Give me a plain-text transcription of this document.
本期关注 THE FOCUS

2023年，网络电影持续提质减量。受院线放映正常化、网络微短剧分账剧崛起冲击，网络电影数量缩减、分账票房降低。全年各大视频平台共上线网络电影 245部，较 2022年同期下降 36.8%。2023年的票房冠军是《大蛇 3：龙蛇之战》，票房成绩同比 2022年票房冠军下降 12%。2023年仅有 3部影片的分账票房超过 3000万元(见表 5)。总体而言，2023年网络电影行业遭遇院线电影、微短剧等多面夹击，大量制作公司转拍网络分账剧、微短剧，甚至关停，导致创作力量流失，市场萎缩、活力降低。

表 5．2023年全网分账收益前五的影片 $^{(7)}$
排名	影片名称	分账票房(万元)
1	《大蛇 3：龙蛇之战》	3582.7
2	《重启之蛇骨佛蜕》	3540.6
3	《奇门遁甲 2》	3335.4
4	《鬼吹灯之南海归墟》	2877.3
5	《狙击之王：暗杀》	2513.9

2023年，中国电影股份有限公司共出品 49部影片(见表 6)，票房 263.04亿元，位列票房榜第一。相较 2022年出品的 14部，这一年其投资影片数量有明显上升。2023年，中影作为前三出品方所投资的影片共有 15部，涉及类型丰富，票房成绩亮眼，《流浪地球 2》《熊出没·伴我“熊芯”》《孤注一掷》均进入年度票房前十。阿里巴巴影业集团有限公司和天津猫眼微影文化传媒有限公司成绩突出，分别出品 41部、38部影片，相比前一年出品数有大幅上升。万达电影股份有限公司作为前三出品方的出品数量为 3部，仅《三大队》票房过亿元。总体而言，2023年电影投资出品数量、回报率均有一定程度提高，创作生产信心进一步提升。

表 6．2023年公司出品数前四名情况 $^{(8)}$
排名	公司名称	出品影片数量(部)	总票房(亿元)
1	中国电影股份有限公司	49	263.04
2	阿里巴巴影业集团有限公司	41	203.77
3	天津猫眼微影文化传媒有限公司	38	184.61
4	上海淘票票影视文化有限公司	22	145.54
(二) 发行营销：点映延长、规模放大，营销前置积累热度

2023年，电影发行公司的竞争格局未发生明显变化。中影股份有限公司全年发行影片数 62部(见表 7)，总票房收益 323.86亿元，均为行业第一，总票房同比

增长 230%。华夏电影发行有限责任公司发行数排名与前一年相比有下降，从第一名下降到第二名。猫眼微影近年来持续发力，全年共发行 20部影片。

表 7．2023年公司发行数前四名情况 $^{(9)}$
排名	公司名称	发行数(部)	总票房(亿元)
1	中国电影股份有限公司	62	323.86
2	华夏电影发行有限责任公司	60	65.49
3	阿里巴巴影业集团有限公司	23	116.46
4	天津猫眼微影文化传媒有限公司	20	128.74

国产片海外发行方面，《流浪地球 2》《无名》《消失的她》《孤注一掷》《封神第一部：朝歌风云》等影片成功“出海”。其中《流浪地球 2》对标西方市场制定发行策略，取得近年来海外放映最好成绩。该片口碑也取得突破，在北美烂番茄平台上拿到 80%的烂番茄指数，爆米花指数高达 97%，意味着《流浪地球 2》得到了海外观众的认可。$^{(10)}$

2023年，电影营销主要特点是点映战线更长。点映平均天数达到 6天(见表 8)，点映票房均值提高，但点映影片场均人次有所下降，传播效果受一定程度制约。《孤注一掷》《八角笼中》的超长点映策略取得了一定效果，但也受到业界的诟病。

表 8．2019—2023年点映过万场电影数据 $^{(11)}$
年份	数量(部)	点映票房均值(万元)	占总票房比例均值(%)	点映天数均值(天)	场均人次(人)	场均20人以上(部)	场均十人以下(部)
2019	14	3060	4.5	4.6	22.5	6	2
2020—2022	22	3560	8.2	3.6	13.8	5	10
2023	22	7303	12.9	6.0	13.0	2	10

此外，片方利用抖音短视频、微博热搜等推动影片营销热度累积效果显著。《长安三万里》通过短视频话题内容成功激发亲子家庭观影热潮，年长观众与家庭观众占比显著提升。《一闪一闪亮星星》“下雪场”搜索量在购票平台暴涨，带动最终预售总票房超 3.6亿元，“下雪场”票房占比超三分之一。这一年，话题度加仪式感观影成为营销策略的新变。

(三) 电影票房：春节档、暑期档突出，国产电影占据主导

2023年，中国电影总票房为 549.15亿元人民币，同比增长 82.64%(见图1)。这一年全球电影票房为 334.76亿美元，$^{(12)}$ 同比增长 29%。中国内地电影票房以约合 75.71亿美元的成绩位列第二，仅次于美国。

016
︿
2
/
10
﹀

What you have to do: Extract all of the data exactly as written.

Task output:
Give me a plain-text transcription of this document.
本期关注 THE FOCUS

2023年，网络电影持续提质减量。受院线放映正常化、网络微短剧分账剧崛起冲击，网络电影数量缩减、分账票房降低。全年各大视频平台共上线网络电影 245部，较 2022年同期下降 36.8%。2023年的票房冠军是《大蛇 3：龙蛇之战》，票房成绩同比 2022年票房冠军下降 12%。2023年仅有 3部影片的分账票房超过 3000万元(见表 5)。总体而言，2023年网络电影行业遭遇院线电影、微短剧等多面夹击，大量制作公司转拍网络分账剧、微短剧，甚至关停，导致创作力量流失，市场萎缩、活力降低。

表 5．2023年全网分账收益前五的影片 $^{(7)}$
排名	影片名称	分账票房(万元)
1	《大蛇 3：龙蛇之战》	3582.7
2	《重启之蛇骨佛蜕》	3540.6
3	《奇门遁甲 2》	3335.4
4	《鬼吹灯之南海归墟》	2877.3
5	《狙击之王：暗杀》	2513.9

2023年，中国电影股份有限公司共出品 49部影片(见表 6)，票房 263.04亿元，位列票房榜第一。相较 2022年出品的 14部，这一年其投资影片数量有明显上升。2023年，中影作为前三出品方所投资的影片共有 15部，涉及类型丰富，票房成绩亮眼，《流浪地球 2》《熊出没·伴我“熊芯”》《孤注一掷》均进入年度票房前十。阿里巴巴影业集团有限公司和天津猫眼微影文化传媒有限公司成绩突出，分别出品 41部、38部影片，相比前一年出品数有大幅上升。万达电影股份有限公司作为前三出品方的出品数量为 3部，仅《三大队》票房过亿元。总体而言，2023年电影投资出品数量、回报率均有一定程度提高，创作生产信心进一步提升。

表 6．2023年公司出品数前四名情况 $^{(8)}$
排名	公司名称	出品影片数量(部)	总票房(亿元)
1	中国电影股份有限公司	49	263.04
2	阿里巴巴影业集团有限公司	41	203.77
3	天津猫眼微影文化传媒有限公司	38	184.61
4	上海淘票票影视文化有限公司	22	145.54
(二) 发行营销：点映延长、规模放大，营销前置积累热度

2023年，电影发行公司的竞争格局未发生明显变化。中影股份有限公司全年发行影片数 62部(见表 7)，总票房收益 323.86亿元，均为行业第一，总票房同比

增长 230%。华夏电影发行有限责任公司发行数排名与前一年相比有下降，从第一名下降到第二名。猫眼微影近年来持续发力，全年共发行 20部影片。

表 7．2023年公司发行数前四名情况 $^{(9)}$
排名	公司名称	发行数(部)	总票房(亿元)
1	中国电影股份有限公司	62	323.86
2	华夏电影发行有限责任公司	60	65.49
3	阿里巴巴影业集团有限公司	23	116.46
4	天津猫眼微影文化传媒有限公司	20	128.74

国产片海外发行方面，《流浪地球 2》《无名》《消失的她》《孤注一掷》《封神第一部：朝歌风云》等影片成功“出海”。其中《流浪地球 2》对标西方市场制定发行策略，取得近年来海外放映最好成绩。该片口碑也取得突破，在北美烂番茄平台上拿到 80%的烂番茄指数，爆米花指数高达 97%，意味着《流浪地球 2》得到了海外观众的认可。$^{(10)}$

2023年，电影营销主要特点是点映战线更长。点映平均天数达到 6天(见表 8)，点映票房均值提高，但点映影片场均人次有所下降，传播效果受一定程度制约。《孤注一掷》《八角笼中》的超长点映策略取得了一定效果，但也受到业界的诟病。

表 8．2019—2023年点映过万场电影数据 $^{(11)}$
年份	数量(部)	点映票房均值(万元)	占总票房比例均值(%)	点映天数均值(天)	场均人次(人)	场均20人以上(部)	场均十人以下(部)
2019	14	3060	4.5	4.6	22.5	6	2
2020—2022	22	3560	8.2	3.6	13.8	5	10
2023	22	7303	12.9	6.0	13.0	2	10

此外，片方利用抖音短视频、微博热搜等推动影片营销热度累积效果显著。《长安三万里》通过短视频话题内容成功激发亲子家庭观影热潮，年长观众与家庭观众占比显著提升。《一闪一闪亮星星》“下雪场”搜索量在购票平台暴涨，带动最终预售总票房超 3.6亿元，“下雪场”票房占比超三分之一。这一年，话题度加仪式感观影成为营销策略的新变。

(三) 电影票房：春节档、暑期档突出，国产电影占据主导

2023年，中国电影总票房为 549.15亿元人民币，同比增长 82.64%(见图1)。这一年全球电影票房为 334.76亿美元，$^{(12)}$ 同比增长 29%。中国内地电影票房以约合 75.71亿美元的成绩位列第二，仅次于美国。

016
︿
2
/
10
﹀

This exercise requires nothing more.